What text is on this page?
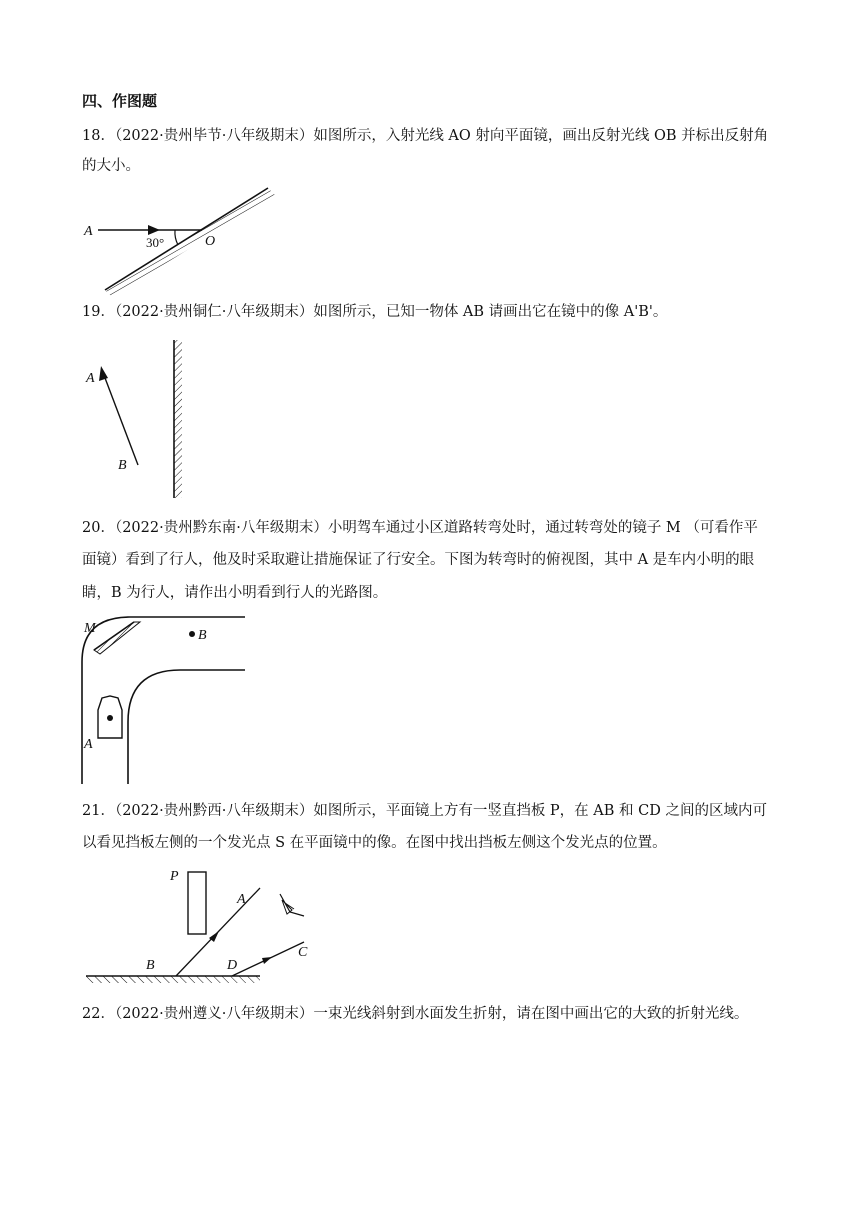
四、作图题
18．（2022·贵州毕节·八年级期末）如图所示，入射光线 AO 射向平面镜，画出反射光线 OB 并标出反射角
的大小。
A
30°	O
19．（2022·贵州铜仁·八年级期末）如图所示，已知一物体 AB 请画出它在镜中的像 A'B'。
A
B
20．（2022·贵州黔东南·八年级期末）小明驾车通过小区道路转弯处时，通过转弯处的镜子 M （可看作平
面镜）看到了行人，他及时采取避让措施保证了行安全。下图为转弯时的俯视图，其中 A 是车内小明的眼
睛，B 为行人，请作出小明看到行人的光路图。
M	B
A
21．（2022·贵州黔西·八年级期末）如图所示，平面镜上方有一竖直挡板 P，在 AB 和 CD 之间的区域内可
以看见挡板左侧的一个发光点 S 在平面镜中的像。在图中找出挡板左侧这个发光点的位置。
P
A
B
C
D
22．（2022·贵州遵义·八年级期末）一束光线斜射到水面发生折射，请在图中画出它的大致的折射光线。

* _What needs to be done_
Leave out the pictures and give the rest of the records again exactly.

* _Exercise answer_
What text is on this page?
四、作图题
18．（2022·贵州毕节·八年级期末）如图所示，入射光线 AO 射向平面镜，画出反射光线 OB 并标出反射角
的大小。
A
30°	O
19．（2022·贵州铜仁·八年级期末）如图所示，已知一物体 AB 请画出它在镜中的像 A'B'。
A
B
20．（2022·贵州黔东南·八年级期末）小明驾车通过小区道路转弯处时，通过转弯处的镜子 M （可看作平
面镜）看到了行人，他及时采取避让措施保证了行安全。下图为转弯时的俯视图，其中 A 是车内小明的眼
睛，B 为行人，请作出小明看到行人的光路图。
M	B
A
21．（2022·贵州黔西·八年级期末）如图所示，平面镜上方有一竖直挡板 P，在 AB 和 CD 之间的区域内可
以看见挡板左侧的一个发光点 S 在平面镜中的像。在图中找出挡板左侧这个发光点的位置。
P
A
B
C
D
22．（2022·贵州遵义·八年级期末）一束光线斜射到水面发生折射，请在图中画出它的大致的折射光线。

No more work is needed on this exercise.